■ **Request**:
Entries follow. Set all of them down as they stand.
-- BEGIN Supplied material --
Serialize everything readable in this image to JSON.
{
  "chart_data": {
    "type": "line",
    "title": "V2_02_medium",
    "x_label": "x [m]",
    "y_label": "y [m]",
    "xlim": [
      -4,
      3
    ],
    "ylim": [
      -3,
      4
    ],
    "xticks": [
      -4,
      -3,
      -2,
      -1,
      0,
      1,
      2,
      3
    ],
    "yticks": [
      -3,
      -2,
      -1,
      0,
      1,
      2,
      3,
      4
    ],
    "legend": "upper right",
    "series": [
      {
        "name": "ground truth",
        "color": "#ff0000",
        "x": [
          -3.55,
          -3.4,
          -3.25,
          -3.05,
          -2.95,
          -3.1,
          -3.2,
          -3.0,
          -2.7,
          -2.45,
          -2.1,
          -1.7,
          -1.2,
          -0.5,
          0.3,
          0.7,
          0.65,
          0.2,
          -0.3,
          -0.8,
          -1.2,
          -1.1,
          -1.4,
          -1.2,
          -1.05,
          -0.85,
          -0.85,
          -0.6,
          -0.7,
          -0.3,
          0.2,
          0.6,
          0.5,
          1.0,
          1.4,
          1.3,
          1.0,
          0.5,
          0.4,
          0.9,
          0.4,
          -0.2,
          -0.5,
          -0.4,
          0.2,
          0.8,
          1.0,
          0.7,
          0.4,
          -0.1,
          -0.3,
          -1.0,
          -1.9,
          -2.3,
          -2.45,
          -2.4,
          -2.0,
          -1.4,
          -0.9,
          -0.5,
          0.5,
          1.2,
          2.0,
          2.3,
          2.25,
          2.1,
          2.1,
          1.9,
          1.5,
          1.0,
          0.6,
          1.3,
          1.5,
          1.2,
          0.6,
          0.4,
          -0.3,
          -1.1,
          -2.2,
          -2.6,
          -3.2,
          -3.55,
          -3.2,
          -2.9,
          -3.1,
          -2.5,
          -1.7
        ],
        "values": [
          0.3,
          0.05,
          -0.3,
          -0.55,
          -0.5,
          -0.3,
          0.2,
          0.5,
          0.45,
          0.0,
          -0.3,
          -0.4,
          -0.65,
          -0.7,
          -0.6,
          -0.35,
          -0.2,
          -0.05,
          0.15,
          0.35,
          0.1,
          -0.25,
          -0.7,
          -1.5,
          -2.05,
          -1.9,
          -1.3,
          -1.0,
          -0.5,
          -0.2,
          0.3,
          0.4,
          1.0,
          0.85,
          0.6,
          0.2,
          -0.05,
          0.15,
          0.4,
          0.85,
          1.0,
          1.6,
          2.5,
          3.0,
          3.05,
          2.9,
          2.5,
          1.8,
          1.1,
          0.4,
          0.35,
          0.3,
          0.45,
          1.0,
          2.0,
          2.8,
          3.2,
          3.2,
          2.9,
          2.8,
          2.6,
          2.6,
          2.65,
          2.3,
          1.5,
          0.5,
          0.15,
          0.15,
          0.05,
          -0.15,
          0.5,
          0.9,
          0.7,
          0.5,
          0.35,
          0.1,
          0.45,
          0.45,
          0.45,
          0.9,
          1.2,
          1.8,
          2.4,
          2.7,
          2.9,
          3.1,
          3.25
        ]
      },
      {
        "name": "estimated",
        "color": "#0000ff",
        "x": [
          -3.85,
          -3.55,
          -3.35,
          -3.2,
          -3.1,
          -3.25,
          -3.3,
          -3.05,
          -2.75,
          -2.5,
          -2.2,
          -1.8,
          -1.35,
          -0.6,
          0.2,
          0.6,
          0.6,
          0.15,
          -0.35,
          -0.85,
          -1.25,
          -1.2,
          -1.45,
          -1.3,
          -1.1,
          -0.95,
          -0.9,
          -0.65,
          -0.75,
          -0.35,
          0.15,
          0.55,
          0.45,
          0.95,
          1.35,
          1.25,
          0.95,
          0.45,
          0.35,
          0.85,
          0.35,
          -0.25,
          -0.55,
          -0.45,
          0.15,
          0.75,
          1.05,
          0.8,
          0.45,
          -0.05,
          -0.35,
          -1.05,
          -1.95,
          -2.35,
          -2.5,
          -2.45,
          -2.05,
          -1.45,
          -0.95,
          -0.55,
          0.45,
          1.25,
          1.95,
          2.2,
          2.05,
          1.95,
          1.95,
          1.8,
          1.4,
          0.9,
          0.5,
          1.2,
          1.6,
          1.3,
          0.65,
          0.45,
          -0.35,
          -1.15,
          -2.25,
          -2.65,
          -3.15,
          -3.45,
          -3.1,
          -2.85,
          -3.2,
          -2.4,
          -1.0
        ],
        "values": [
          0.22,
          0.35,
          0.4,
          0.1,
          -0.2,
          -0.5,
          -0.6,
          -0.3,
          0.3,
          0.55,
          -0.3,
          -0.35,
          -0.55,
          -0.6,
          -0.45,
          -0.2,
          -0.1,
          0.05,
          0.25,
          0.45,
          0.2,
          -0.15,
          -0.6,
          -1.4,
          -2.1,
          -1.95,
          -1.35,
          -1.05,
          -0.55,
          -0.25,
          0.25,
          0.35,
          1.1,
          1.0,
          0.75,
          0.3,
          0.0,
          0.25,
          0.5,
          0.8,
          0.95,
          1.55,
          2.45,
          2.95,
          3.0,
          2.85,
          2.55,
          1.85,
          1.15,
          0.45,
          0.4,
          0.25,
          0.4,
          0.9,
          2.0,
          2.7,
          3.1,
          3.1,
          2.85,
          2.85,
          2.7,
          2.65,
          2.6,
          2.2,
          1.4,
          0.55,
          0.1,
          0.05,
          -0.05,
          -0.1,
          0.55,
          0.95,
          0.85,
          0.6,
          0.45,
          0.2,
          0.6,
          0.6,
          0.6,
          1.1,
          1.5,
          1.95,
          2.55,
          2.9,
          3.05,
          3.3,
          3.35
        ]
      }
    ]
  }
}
-- END Supplied material --
■ **Answer for the task**:
Serialize everything readable in this image to JSON.
{
  "chart_data": {
    "type": "line",
    "title": "V2_02_medium",
    "x_label": "x [m]",
    "y_label": "y [m]",
    "xlim": [
      -4,
      3
    ],
    "ylim": [
      -3,
      4
    ],
    "xticks": [
      -4,
      -3,
      -2,
      -1,
      0,
      1,
      2,
      3
    ],
    "yticks": [
      -3,
      -2,
      -1,
      0,
      1,
      2,
      3,
      4
    ],
    "legend": "upper right",
    "series": [
      {
        "name": "ground truth",
        "color": "#ff0000",
        "x": [
          -3.55,
          -3.4,
          -3.25,
          -3.05,
          -2.95,
          -3.1,
          -3.2,
          -3.0,
          -2.7,
          -2.45,
          -2.1,
          -1.7,
          -1.2,
          -0.5,
          0.3,
          0.7,
          0.65,
          0.2,
          -0.3,
          -0.8,
          -1.2,
          -1.1,
          -1.4,
          -1.2,
          -1.05,
          -0.85,
          -0.85,
          -0.6,
          -0.7,
          -0.3,
          0.2,
          0.6,
          0.5,
          1.0,
          1.4,
          1.3,
          1.0,
          0.5,
          0.4,
          0.9,
          0.4,
          -0.2,
          -0.5,
          -0.4,
          0.2,
          0.8,
          1.0,
          0.7,
          0.4,
          -0.1,
          -0.3,
          -1.0,
          -1.9,
          -2.3,
          -2.45,
          -2.4,
          -2.0,
          -1.4,
          -0.9,
          -0.5,
          0.5,
          1.2,
          2.0,
          2.3,
          2.25,
          2.1,
          2.1,
          1.9,
          1.5,
          1.0,
          0.6,
          1.3,
          1.5,
          1.2,
          0.6,
          0.4,
          -0.3,
          -1.1,
          -2.2,
          -2.6,
          -3.2,
          -3.55,
          -3.2,
          -2.9,
          -3.1,
          -2.5,
          -1.7
        ],
        "values": [
          0.3,
          0.05,
          -0.3,
          -0.55,
          -0.5,
          -0.3,
          0.2,
          0.5,
          0.45,
          0.0,
          -0.3,
          -0.4,
          -0.65,
          -0.7,
          -0.6,
          -0.35,
          -0.2,
          -0.05,
          0.15,
          0.35,
          0.1,
          -0.25,
          -0.7,
          -1.5,
          -2.05,
          -1.9,
          -1.3,
          -1.0,
          -0.5,
          -0.2,
          0.3,
          0.4,
          1.0,
          0.85,
          0.6,
          0.2,
          -0.05,
          0.15,
          0.4,
          0.85,
          1.0,
          1.6,
          2.5,
          3.0,
          3.05,
          2.9,
          2.5,
          1.8,
          1.1,
          0.4,
          0.35,
          0.3,
          0.45,
          1.0,
          2.0,
          2.8,
          3.2,
          3.2,
          2.9,
          2.8,
          2.6,
          2.6,
          2.65,
          2.3,
          1.5,
          0.5,
          0.15,
          0.15,
          0.05,
          -0.15,
          0.5,
          0.9,
          0.7,
          0.5,
          0.35,
          0.1,
          0.45,
          0.45,
          0.45,
          0.9,
          1.2,
          1.8,
          2.4,
          2.7,
          2.9,
          3.1,
          3.25
        ]
      },
      {
        "name": "estimated",
        "color": "#0000ff",
        "x": [
          -3.85,
          -3.55,
          -3.35,
          -3.2,
          -3.1,
          -3.25,
          -3.3,
          -3.05,
          -2.75,
          -2.5,
          -2.2,
          -1.8,
          -1.35,
          -0.6,
          0.2,
          0.6,
          0.6,
          0.15,
          -0.35,
          -0.85,
          -1.25,
          -1.2,
          -1.45,
          -1.3,
          -1.1,
          -0.95,
          -0.9,
          -0.65,
          -0.75,
          -0.35,
          0.15,
          0.55,
          0.45,
          0.95,
          1.35,
          1.25,
          0.95,
          0.45,
          0.35,
          0.85,
          0.35,
          -0.25,
          -0.55,
          -0.45,
          0.15,
          0.75,
          1.05,
          0.8,
          0.45,
          -0.05,
          -0.35,
          -1.05,
          -1.95,
          -2.35,
          -2.5,
          -2.45,
          -2.05,
          -1.45,
          -0.95,
          -0.55,
          0.45,
          1.25,
          1.95,
          2.2,
          2.05,
          1.95,
          1.95,
          1.8,
          1.4,
          0.9,
          0.5,
          1.2,
          1.6,
          1.3,
          0.65,
          0.45,
          -0.35,
          -1.15,
          -2.25,
          -2.65,
          -3.15,
          -3.45,
          -3.1,
          -2.85,
          -3.2,
          -2.4,
          -1.0
        ],
        "values": [
          0.22,
          0.35,
          0.4,
          0.1,
          -0.2,
          -0.5,
          -0.6,
          -0.3,
          0.3,
          0.55,
          -0.3,
          -0.35,
          -0.55,
          -0.6,
          -0.45,
          -0.2,
          -0.1,
          0.05,
          0.25,
          0.45,
          0.2,
          -0.15,
          -0.6,
          -1.4,
          -2.1,
          -1.95,
          -1.35,
          -1.05,
          -0.55,
          -0.25,
          0.25,
          0.35,
          1.1,
          1.0,
          0.75,
          0.3,
          0.0,
          0.25,
          0.5,
          0.8,
          0.95,
          1.55,
          2.45,
          2.95,
          3.0,
          2.85,
          2.55,
          1.85,
          1.15,
          0.45,
          0.4,
          0.25,
          0.4,
          0.9,
          2.0,
          2.7,
          3.1,
          3.1,
          2.85,
          2.85,
          2.7,
          2.65,
          2.6,
          2.2,
          1.4,
          0.55,
          0.1,
          0.05,
          -0.05,
          -0.1,
          0.55,
          0.95,
          0.85,
          0.6,
          0.45,
          0.2,
          0.6,
          0.6,
          0.6,
          1.1,
          1.5,
          1.95,
          2.55,
          2.9,
          3.05,
          3.3,
          3.35
        ]
      }
    ]
  }
}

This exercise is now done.